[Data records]

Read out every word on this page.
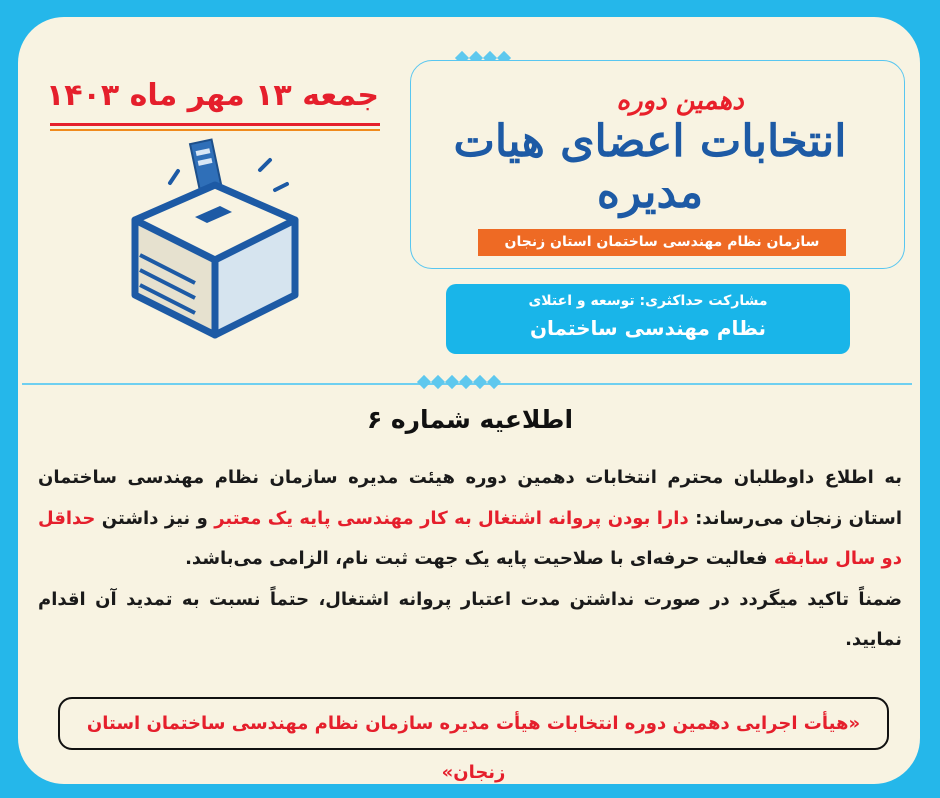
جمعه ۱۳ مهر ماه ۱۴۰۳	دهمین دوره
انتخابات اعضای هیات مدیره
سازمان نظام مهندسی ساختمان استان زنجان
مشارکت حداکثری: توسعه و اعتلای
نظام مهندسی ساختمان
اطلاعیه شماره ۶
به اطلاع داوطلبان محترم انتخابات دهمین دوره هیئت مدیره سازمان نظام مهندسی ساختمان استان زنجان می‌رساند: دارا بودن پروانه اشتغال به کار مهندسی پایه یک معتبر و نیز داشتن حداقل دو سال سابقه فعالیت حرفه‌ای با صلاحیت پایه یک جهت ثبت نام، الزامی می‌باشد.
ضمناً تاکید میگردد در صورت نداشتن مدت اعتبار پروانه اشتغال، حتماً نسبت به تمدید آن اقدام نمایید.
«هیأت اجرایی دهمین دوره انتخابات هیأت مدیره سازمان نظام مهندسی ساختمان استان زنجان»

[Your goal]: Take the listing above and print it exactly, apart from the pictures.

[Reply to the exercise]:
Read out every word on this page.
جمعه ۱۳ مهر ماه ۱۴۰۳	دهمین دوره
انتخابات اعضای هیات مدیره
سازمان نظام مهندسی ساختمان استان زنجان
مشارکت حداکثری: توسعه و اعتلای
نظام مهندسی ساختمان
اطلاعیه شماره ۶
به اطلاع داوطلبان محترم انتخابات دهمین دوره هیئت مدیره سازمان نظام مهندسی ساختمان استان زنجان می‌رساند: دارا بودن پروانه اشتغال به کار مهندسی پایه یک معتبر و نیز داشتن حداقل دو سال سابقه فعالیت حرفه‌ای با صلاحیت پایه یک جهت ثبت نام، الزامی می‌باشد.
ضمناً تاکید میگردد در صورت نداشتن مدت اعتبار پروانه اشتغال، حتماً نسبت به تمدید آن اقدام نمایید.
«هیأت اجرایی دهمین دوره انتخابات هیأت مدیره سازمان نظام مهندسی ساختمان استان زنجان»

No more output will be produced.